Set task
Can you render every line of the records below as a JSON list of strings, one string per line, with blank lines left out?

Records to use
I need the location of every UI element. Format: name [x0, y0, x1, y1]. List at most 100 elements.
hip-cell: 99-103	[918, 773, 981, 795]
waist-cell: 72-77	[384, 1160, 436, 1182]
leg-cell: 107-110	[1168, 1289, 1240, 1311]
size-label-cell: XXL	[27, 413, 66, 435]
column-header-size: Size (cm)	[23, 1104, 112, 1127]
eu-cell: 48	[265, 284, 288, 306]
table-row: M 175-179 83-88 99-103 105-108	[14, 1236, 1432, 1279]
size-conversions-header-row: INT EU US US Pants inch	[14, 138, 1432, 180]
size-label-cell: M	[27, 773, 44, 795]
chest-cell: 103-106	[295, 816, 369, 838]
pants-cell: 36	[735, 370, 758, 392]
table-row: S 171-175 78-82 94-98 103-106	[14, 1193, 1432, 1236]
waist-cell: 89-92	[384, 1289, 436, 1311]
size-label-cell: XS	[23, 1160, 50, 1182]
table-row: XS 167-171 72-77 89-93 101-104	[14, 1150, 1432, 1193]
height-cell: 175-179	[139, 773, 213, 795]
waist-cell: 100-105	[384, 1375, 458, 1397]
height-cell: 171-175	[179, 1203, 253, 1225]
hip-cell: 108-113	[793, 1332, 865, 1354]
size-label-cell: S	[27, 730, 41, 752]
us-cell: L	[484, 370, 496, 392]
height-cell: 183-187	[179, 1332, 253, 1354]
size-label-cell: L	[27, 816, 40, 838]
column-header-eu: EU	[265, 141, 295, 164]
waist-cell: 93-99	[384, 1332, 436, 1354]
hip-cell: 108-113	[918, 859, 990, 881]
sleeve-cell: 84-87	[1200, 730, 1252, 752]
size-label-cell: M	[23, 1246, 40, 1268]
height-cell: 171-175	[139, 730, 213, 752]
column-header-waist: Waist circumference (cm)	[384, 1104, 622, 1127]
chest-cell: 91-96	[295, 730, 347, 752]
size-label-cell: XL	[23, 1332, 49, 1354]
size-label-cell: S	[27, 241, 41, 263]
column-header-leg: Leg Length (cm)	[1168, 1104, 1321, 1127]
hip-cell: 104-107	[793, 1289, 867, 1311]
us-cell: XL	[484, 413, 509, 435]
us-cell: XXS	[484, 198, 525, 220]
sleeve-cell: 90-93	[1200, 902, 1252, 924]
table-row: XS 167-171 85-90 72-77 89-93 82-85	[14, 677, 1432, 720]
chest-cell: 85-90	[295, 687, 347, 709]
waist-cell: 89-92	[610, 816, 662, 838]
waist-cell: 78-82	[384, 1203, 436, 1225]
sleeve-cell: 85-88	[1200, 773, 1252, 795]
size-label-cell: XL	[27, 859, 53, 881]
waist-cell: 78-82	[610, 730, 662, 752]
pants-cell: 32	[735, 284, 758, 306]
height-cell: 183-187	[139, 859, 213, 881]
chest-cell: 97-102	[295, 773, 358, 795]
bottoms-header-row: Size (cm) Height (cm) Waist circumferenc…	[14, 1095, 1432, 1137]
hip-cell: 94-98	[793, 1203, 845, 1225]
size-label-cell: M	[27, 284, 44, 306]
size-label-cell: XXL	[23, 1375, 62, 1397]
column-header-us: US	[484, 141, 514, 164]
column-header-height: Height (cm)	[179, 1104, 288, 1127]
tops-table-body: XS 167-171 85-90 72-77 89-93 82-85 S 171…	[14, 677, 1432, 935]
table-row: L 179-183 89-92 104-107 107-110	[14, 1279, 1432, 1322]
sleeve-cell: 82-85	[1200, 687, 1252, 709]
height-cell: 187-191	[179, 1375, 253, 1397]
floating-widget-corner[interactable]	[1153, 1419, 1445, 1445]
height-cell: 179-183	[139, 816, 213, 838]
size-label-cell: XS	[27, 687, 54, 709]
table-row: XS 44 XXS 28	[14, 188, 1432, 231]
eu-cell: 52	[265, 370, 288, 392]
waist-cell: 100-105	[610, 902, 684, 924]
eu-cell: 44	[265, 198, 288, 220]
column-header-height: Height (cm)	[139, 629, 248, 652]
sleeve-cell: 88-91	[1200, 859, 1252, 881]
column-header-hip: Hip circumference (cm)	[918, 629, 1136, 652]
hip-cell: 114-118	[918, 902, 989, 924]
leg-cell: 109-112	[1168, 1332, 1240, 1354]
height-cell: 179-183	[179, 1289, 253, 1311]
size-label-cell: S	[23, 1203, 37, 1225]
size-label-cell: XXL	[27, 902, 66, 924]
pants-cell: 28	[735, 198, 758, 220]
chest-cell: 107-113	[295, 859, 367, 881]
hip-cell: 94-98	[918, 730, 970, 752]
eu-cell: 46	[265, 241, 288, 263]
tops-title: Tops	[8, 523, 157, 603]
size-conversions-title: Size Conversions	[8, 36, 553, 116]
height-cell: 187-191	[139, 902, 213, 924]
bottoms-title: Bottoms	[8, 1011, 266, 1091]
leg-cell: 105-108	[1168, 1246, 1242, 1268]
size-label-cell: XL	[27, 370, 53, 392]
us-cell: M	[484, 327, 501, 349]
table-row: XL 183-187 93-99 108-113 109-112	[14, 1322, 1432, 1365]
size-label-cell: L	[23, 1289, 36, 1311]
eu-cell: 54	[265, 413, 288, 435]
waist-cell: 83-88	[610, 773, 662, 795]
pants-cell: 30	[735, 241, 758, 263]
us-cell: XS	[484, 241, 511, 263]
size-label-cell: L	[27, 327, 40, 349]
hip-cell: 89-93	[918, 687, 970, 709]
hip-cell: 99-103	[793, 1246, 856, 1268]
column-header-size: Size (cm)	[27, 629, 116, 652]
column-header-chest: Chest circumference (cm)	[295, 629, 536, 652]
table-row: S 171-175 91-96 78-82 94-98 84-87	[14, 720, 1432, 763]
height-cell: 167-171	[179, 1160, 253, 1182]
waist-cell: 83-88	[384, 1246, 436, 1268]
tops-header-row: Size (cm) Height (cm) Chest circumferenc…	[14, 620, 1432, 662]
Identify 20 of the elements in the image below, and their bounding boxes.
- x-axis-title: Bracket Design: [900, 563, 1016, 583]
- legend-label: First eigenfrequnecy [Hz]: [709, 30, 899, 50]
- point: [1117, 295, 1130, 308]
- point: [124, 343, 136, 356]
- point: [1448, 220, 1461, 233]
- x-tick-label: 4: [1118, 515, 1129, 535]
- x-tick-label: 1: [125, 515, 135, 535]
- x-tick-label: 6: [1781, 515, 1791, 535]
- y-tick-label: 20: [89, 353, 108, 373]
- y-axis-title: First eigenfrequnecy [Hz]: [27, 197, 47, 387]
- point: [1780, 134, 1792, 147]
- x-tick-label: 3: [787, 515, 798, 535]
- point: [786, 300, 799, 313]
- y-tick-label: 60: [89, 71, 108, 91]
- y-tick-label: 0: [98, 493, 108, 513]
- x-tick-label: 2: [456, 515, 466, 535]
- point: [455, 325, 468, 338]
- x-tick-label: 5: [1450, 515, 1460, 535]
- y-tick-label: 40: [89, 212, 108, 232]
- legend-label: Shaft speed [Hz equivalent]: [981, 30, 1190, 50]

Solved exercise
[
  "I need the location of every UI element. Format: name [x0, y0, x1, y1]. List at most 100 elements.",
  "hip-cell: 99-103\t[918, 773, 981, 795]",
  "waist-cell: 72-77\t[384, 1160, 436, 1182]",
  "leg-cell: 107-110\t[1168, 1289, 1240, 1311]",
  "size-label-cell: XXL\t[27, 413, 66, 435]",
  "column-header-size: Size (cm)\t[23, 1104, 112, 1127]",
  "eu-cell: 48\t[265, 284, 288, 306]",
  "table-row: M 175-179 83-88 99-103 105-108\t[14, 1236, 1432, 1279]",
  "size-conversions-header-row: INT EU US US Pants inch\t[14, 138, 1432, 180]",
  "size-label-cell: M\t[27, 773, 44, 795]",
  "chest-cell: 103-106\t[295, 816, 369, 838]",
  "pants-cell: 36\t[735, 370, 758, 392]",
  "table-row: S 171-175 78-82 94-98 103-106\t[14, 1193, 1432, 1236]",
  "waist-cell: 89-92\t[384, 1289, 436, 1311]",
  "size-label-cell: XS\t[23, 1160, 50, 1182]",
  "table-row: XS 167-171 72-77 89-93 101-104\t[14, 1150, 1432, 1193]",
  "height-cell: 175-179\t[139, 773, 213, 795]",
  "waist-cell: 100-105\t[384, 1375, 458, 1397]",
  "height-cell: 171-175\t[179, 1203, 253, 1225]",
  "hip-cell: 108-113\t[793, 1332, 865, 1354]",
  "size-label-cell: S\t[27, 730, 41, 752]",
  "us-cell: L\t[484, 370, 496, 392]",
  "height-cell: 183-187\t[179, 1332, 253, 1354]",
  "size-label-cell: L\t[27, 816, 40, 838]",
  "column-header-eu: EU\t[265, 141, 295, 164]",
  "waist-cell: 93-99\t[384, 1332, 436, 1354]",
  "hip-cell: 108-113\t[918, 859, 990, 881]",
  "sleeve-cell: 84-87\t[1200, 730, 1252, 752]",
  "size-label-cell: M\t[23, 1246, 40, 1268]",
  "height-cell: 171-175\t[139, 730, 213, 752]",
  "column-header-waist: Waist circumference (cm)\t[384, 1104, 622, 1127]",
  "chest-cell: 91-96\t[295, 730, 347, 752]",
  "size-label-cell: XL\t[23, 1332, 49, 1354]",
  "size-label-cell: S\t[27, 241, 41, 263]",
  "column-header-leg: Leg Length (cm)\t[1168, 1104, 1321, 1127]",
  "hip-cell: 104-107\t[793, 1289, 867, 1311]",
  "us-cell: XL\t[484, 413, 509, 435]",
  "us-cell: XXS\t[484, 198, 525, 220]",
  "sleeve-cell: 90-93\t[1200, 902, 1252, 924]",
  "table-row: XS 167-171 85-90 72-77 89-93 82-85\t[14, 677, 1432, 720]",
  "chest-cell: 85-90\t[295, 687, 347, 709]",
  "waist-cell: 89-92\t[610, 816, 662, 838]",
  "waist-cell: 78-82\t[384, 1203, 436, 1225]",
  "sleeve-cell: 85-88\t[1200, 773, 1252, 795]",
  "size-label-cell: XL\t[27, 859, 53, 881]",
  "waist-cell: 78-82\t[610, 730, 662, 752]",
  "pants-cell: 32\t[735, 284, 758, 306]",
  "height-cell: 183-187\t[139, 859, 213, 881]",
  "chest-cell: 97-102\t[295, 773, 358, 795]",
  "bottoms-header-row: Size (cm) Height (cm) Waist circumferenc…\t[14, 1095, 1432, 1137]",
  "hip-cell: 94-98\t[793, 1203, 845, 1225]",
  "size-label-cell: M\t[27, 284, 44, 306]",
  "size-label-cell: XXL\t[23, 1375, 62, 1397]",
  "column-header-us: US\t[484, 141, 514, 164]",
  "column-header-height: Height (cm)\t[179, 1104, 288, 1127]",
  "tops-table-body: XS 167-171 85-90 72-77 89-93 82-85 S 171…\t[14, 677, 1432, 935]",
  "table-row: L 179-183 89-92 104-107 107-110\t[14, 1279, 1432, 1322]",
  "sleeve-cell: 82-85\t[1200, 687, 1252, 709]",
  "height-cell: 187-191\t[179, 1375, 253, 1397]",
  "floating-widget-corner[interactable]\t[1153, 1419, 1445, 1445]",
  "height-cell: 179-183\t[139, 816, 213, 838]",
  "size-label-cell: XS\t[27, 687, 54, 709]",
  "table-row: XS 44 XXS 28\t[14, 188, 1432, 231]",
  "eu-cell: 52\t[265, 370, 288, 392]",
  "waist-cell: 100-105\t[610, 902, 684, 924]",
  "eu-cell: 44\t[265, 198, 288, 220]",
  "column-header-height: Height (cm)\t[139, 629, 248, 652]",
  "sleeve-cell: 88-91\t[1200, 859, 1252, 881]",
  "column-header-hip: Hip circumference (cm)\t[918, 629, 1136, 652]",
  "hip-cell: 114-118\t[918, 902, 989, 924]",
  "leg-cell: 109-112\t[1168, 1332, 1240, 1354]",
  "height-cell: 179-183\t[179, 1289, 253, 1311]",
  "size-label-cell: S\t[23, 1203, 37, 1225]",
  "size-label-cell: XXL\t[27, 902, 66, 924]",
  "pants-cell: 28\t[735, 198, 758, 220]",
  "chest-cell: 107-113\t[295, 859, 367, 881]",
  "hip-cell: 94-98\t[918, 730, 970, 752]",
  "eu-cell: 46\t[265, 241, 288, 263]",
  "tops-title: Tops\t[8, 523, 157, 603]",
  "size-conversions-title: Size Conversions\t[8, 36, 553, 116]",
  "height-cell: 187-191\t[139, 902, 213, 924]",
  "bottoms-title: Bottoms\t[8, 1011, 266, 1091]",
  "leg-cell: 105-108\t[1168, 1246, 1242, 1268]",
  "size-label-cell: XL\t[27, 370, 53, 392]",
  "us-cell: M\t[484, 327, 501, 349]",
  "table-row: XL 183-187 93-99 108-113 109-112\t[14, 1322, 1432, 1365]",
  "size-label-cell: L\t[23, 1289, 36, 1311]",
  "eu-cell: 54\t[265, 413, 288, 435]",
  "waist-cell: 83-88\t[610, 773, 662, 795]",
  "pants-cell: 30\t[735, 241, 758, 263]",
  "us-cell: XS\t[484, 241, 511, 263]",
  "size-label-cell: L\t[27, 327, 40, 349]",
  "hip-cell: 89-93\t[918, 687, 970, 709]",
  "hip-cell: 99-103\t[793, 1246, 856, 1268]",
  "column-header-size: Size (cm)\t[27, 629, 116, 652]",
  "column-header-chest: Chest circumference (cm)\t[295, 629, 536, 652]",
  "table-row: S 171-175 91-96 78-82 94-98 84-87\t[14, 720, 1432, 763]",
  "height-cell: 167-171\t[179, 1160, 253, 1182]",
  "waist-cell: 83-88\t[384, 1246, 436, 1268]",
  "tops-header-row: Size (cm) Height (cm) Chest circumferenc…\t[14, 620, 1432, 662]",
  "Identify 20 of the elements in the image below, and their bounding boxes.",
  "- x-axis-title: Bracket Design: [900, 563, 1016, 583]",
  "- legend-label: First eigenfrequnecy [Hz]: [709, 30, 899, 50]",
  "- point: [1117, 295, 1130, 308]",
  "- point: [124, 343, 136, 356]",
  "- point: [1448, 220, 1461, 233]",
  "- x-tick-label: 4: [1118, 515, 1129, 535]",
  "- x-tick-label: 1: [125, 515, 135, 535]",
  "- x-tick-label: 6: [1781, 515, 1791, 535]",
  "- y-tick-label: 20: [89, 353, 108, 373]",
  "- y-axis-title: First eigenfrequnecy [Hz]: [27, 197, 47, 387]",
  "- point: [1780, 134, 1792, 147]",
  "- x-tick-label: 3: [787, 515, 798, 535]",
  "- point: [786, 300, 799, 313]",
  "- y-tick-label: 60: [89, 71, 108, 91]",
  "- y-tick-label: 0: [98, 493, 108, 513]",
  "- x-tick-label: 2: [456, 515, 466, 535]",
  "- point: [455, 325, 468, 338]",
  "- x-tick-label: 5: [1450, 515, 1460, 535]",
  "- y-tick-label: 40: [89, 212, 108, 232]",
  "- legend-label: Shaft speed [Hz equivalent]: [981, 30, 1190, 50]"
]